WHAT YOU SHOULD DO ->
Retype the tail of the data exactly, starting at the line containing "Type out the text in this image." and stopping at the last line.

Stored dataset items ->
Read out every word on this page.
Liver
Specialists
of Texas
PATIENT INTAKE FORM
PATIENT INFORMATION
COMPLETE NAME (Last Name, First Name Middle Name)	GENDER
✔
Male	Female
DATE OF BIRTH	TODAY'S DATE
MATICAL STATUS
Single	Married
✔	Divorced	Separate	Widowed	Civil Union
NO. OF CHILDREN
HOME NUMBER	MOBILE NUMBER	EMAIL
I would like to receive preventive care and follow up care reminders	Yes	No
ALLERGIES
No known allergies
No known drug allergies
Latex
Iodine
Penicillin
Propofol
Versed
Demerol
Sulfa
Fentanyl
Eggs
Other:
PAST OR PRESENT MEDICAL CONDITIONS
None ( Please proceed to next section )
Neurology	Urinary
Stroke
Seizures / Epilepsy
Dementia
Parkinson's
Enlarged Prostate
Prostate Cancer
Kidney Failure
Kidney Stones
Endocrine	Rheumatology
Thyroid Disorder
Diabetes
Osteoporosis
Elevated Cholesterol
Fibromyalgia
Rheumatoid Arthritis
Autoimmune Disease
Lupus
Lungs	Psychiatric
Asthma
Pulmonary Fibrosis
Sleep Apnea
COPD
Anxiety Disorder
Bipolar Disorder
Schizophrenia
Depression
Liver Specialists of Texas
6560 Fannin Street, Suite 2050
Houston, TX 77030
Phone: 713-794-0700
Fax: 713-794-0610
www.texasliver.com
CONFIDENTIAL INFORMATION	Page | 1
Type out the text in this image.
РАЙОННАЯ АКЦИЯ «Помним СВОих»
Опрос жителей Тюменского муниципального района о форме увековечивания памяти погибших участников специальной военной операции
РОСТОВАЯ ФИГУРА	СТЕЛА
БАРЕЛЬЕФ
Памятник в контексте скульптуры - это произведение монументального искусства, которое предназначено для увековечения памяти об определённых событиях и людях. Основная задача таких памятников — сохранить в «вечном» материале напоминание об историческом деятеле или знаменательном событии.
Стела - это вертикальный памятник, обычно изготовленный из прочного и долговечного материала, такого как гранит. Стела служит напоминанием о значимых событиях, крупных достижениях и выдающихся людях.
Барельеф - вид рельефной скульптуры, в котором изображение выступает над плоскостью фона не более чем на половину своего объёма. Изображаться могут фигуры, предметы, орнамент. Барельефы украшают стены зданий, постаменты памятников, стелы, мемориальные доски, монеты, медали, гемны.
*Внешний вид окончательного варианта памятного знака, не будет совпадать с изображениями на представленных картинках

OUTPUT FOR THIS TASK ->
Type out the text in this image.
РАЙОННАЯ АКЦИЯ «Помним СВОих»
Опрос жителей Тюменского муниципального района о форме увековечивания памяти погибших участников специальной военной операции
РОСТОВАЯ ФИГУРА	СТЕЛА
БАРЕЛЬЕФ
Памятник в контексте скульптуры - это произведение монументального искусства, которое предназначено для увековечения памяти об определённых событиях и людях. Основная задача таких памятников — сохранить в «вечном» материале напоминание об историческом деятеле или знаменательном событии.
Стела - это вертикальный памятник, обычно изготовленный из прочного и долговечного материала, такого как гранит. Стела служит напоминанием о значимых событиях, крупных достижениях и выдающихся людях.
Барельеф - вид рельефной скульптуры, в котором изображение выступает над плоскостью фона не более чем на половину своего объёма. Изображаться могут фигуры, предметы, орнамент. Барельефы украшают стены зданий, постаменты памятников, стелы, мемориальные доски, монеты, медали, гемны.
*Внешний вид окончательного варианта памятного знака, не будет совпадать с изображениями на представленных картинках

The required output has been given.